- [DOCUMENTO DI PARTENZA]
_____
L’articolo è stato scritto da Filippo Dierico, che nell’estate 2016 ha partecipato a un campo di volontariato in Islanda, con l’obettivo di ripulire i fiordi nella regione delle Westfjords dall’immondizia depositata.
“Ma non ti piacerebbe andare in Croazia con i tuoi amici? Secondo me si divertiranno un sacco e
di certo è meno complicato da organizzare!”
“Non metto in dubbio che si divertiranno, ma questa è l’occasione per realizzare uno dei sogni
della mia vita, è lì che vorrei andare e quella è l’esperienza che vorrei fare!”
Spiegare ai miei genitori quello che sarei andato a fare in Islanda non fu certo facile. Non certo per discriminare la loro generazione, ma credo che siano portati a svalutare il volontariato. Indottrinati dalla concezione del lavoro retribuito, spesso dimentichiamo l’utilità degli atti gratuiti che alcune persone scelgono di compiere. C’è chi desidera dedicare il proprio tempo libero e le proprie risorse per cercare di migliorare la società in cui vive, o chi si adopera per salvaguardare la salute del pianeta, tante piccole formiche che agiscono per mitigare gli effetti negativi delle attività umane.
Aiutare ragazzi con difficoltà di apprendimento nel percorso scolastico, tenere compagnia ad anziani che altrimenti sarebbero soli per molte ore al giorno, sostenere le persone colpite da una calamità naturale e aiutarle a ritornare alla vita quotidiana, costruire pozzi in zone desertiche, proteggere i bambini in zone di conflitto armato. Questi sono solo alcuni esempi attività di volontariato. Molto spesso non ci facciamo caso o ne siamo completamente inconsapevoli, ma i volontari ci sono e lasciano segni indelebili nel mondo e nelle persone con cui si relazionano.
_____
- [MATERIALE FORNITO]
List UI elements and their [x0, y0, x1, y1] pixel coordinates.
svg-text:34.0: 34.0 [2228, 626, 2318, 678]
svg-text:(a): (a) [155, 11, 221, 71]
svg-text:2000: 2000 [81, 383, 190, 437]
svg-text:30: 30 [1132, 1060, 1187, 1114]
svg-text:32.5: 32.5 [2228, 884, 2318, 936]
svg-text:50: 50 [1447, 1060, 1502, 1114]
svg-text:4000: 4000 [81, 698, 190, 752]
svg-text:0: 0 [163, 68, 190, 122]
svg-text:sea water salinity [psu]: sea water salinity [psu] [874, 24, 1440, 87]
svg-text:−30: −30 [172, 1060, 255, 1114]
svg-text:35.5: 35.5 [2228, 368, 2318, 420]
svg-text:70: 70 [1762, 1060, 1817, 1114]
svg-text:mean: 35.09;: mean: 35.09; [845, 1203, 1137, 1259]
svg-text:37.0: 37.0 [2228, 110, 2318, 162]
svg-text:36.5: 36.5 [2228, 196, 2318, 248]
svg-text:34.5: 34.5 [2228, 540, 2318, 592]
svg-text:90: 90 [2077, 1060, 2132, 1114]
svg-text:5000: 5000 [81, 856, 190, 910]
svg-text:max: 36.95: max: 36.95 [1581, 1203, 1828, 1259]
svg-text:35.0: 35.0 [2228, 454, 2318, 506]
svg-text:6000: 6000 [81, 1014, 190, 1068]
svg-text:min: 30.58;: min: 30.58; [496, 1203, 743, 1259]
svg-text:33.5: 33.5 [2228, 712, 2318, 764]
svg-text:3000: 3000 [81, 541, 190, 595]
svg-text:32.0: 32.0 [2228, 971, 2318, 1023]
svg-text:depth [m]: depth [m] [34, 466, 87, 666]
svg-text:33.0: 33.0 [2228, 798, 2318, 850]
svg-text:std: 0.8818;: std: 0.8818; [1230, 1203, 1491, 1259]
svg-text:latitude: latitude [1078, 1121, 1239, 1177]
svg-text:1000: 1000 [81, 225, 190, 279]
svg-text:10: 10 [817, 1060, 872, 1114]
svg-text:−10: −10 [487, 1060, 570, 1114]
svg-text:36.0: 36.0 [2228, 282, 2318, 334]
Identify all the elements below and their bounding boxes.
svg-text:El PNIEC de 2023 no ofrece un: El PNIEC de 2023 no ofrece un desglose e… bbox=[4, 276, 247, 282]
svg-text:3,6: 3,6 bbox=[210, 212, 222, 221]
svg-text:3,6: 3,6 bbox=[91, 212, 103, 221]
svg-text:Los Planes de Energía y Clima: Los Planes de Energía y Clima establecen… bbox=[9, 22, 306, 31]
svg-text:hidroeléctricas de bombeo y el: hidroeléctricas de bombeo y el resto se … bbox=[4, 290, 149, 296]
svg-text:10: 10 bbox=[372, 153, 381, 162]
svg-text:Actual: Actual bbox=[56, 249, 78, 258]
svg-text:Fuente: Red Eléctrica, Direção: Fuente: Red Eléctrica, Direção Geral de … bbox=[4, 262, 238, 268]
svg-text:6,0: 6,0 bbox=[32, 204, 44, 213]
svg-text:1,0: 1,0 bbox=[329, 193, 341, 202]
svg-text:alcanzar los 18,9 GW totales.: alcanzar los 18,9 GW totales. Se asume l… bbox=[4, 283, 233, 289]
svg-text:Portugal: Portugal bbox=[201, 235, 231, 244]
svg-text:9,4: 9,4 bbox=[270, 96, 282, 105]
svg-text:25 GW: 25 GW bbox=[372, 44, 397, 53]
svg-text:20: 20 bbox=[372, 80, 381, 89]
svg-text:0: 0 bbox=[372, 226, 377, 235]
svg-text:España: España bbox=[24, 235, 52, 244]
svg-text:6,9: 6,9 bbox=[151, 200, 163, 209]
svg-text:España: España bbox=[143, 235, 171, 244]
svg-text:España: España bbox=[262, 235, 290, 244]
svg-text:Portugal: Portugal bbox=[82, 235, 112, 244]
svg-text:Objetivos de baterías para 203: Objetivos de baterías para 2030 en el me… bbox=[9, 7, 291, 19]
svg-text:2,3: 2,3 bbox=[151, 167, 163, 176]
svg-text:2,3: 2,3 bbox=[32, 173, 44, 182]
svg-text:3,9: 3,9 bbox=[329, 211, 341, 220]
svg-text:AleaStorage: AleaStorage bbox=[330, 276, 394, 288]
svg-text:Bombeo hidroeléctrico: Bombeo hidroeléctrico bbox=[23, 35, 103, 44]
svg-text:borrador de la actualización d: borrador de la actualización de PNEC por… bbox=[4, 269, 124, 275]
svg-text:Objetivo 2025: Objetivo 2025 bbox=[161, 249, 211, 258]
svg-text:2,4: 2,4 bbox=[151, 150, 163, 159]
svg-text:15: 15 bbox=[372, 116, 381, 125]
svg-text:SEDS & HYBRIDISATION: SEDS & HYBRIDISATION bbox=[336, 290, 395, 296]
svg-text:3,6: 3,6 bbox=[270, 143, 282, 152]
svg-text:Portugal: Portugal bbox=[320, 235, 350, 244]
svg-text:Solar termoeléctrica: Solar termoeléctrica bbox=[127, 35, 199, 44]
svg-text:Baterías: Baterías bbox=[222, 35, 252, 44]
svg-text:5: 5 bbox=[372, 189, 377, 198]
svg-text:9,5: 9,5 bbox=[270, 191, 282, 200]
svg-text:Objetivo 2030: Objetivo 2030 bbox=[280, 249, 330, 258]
_____
- [OBIETTIVI]
1. Riporta dal testo sul volontariato in Islanda il passo che va da "Spiegare ai miei" fino a "delle attività umane." compreso.
2. Indica se ciascuna affermazione concorda con il testo sul volontariato in Islanda, rispondendo sì o no e citando le parole decisive del testo. (a) Il campo di volontariato si è svolto nell'estate 2016. (b) Nel dialogo iniziale si propone di andare in Grecia con gli amici. (c) Tra gli esempi di volontariato compare la costruzione di pozzi in zone desertiche.
3. Prosegui il testo sul volontariato in Islanda, cominciando subito dopo l'ultima frase riportata.

- [RISPOSTE]
1.
Spiegare ai miei genitori quello che sarei andato a fare in Islanda non fu certo facile. Non certo per discriminare la loro generazione, ma credo che siano portati a svalutare il volontariato. Indottrinati dalla concezione del lavoro retribuito, spesso dimentichiamo l’utilità degli atti gratuiti che alcune persone scelgono di compiere. C’è chi desidera dedicare il proprio tempo libero e le proprie risorse per cercare di migliorare la società in cui vive, o chi si adopera per salvaguardare la salute del pianeta, tante piccole formiche che agiscono per mitigare gli effetti negativi delle attività umane.

2.
(a) Sì: "nell’estate 2016 ha partecipato a un campo di volontariato in Islanda".
(b) No: "Ma non ti piacerebbe andare in Croazia con i tuoi amici?"
(c) Sì: "costruire pozzi in zone desertiche".

3.
Torniamo a noi. Un viaggio. Si, io adoro viaggiare. Può sembrare la solita frase fatta, parole che si dicono per farsi notare, ma io non la penso così. Sono profondamente contrario a chi afferma che
viaggiare permette di trovare se stessi. Non è una legge universale applicabile a tutti. Vale per certe persone, certamente, ma altre persone la pensano diversamente e vanno rispettate, per fortuna siamo diversi. Quella che voglio brevemente raccontare è una delle esperienze più belle che io abbia vissuto fino ad ora, un’esperienza che mi ha consentito di realizzare uno dei miei tanti sogni, uno di quelli che
sentivo ardere più intensamente.
Unire il volontariato e il viaggio, in Islanda. Vivere in uno degli angoli più remoti e più incontaminati del mondo.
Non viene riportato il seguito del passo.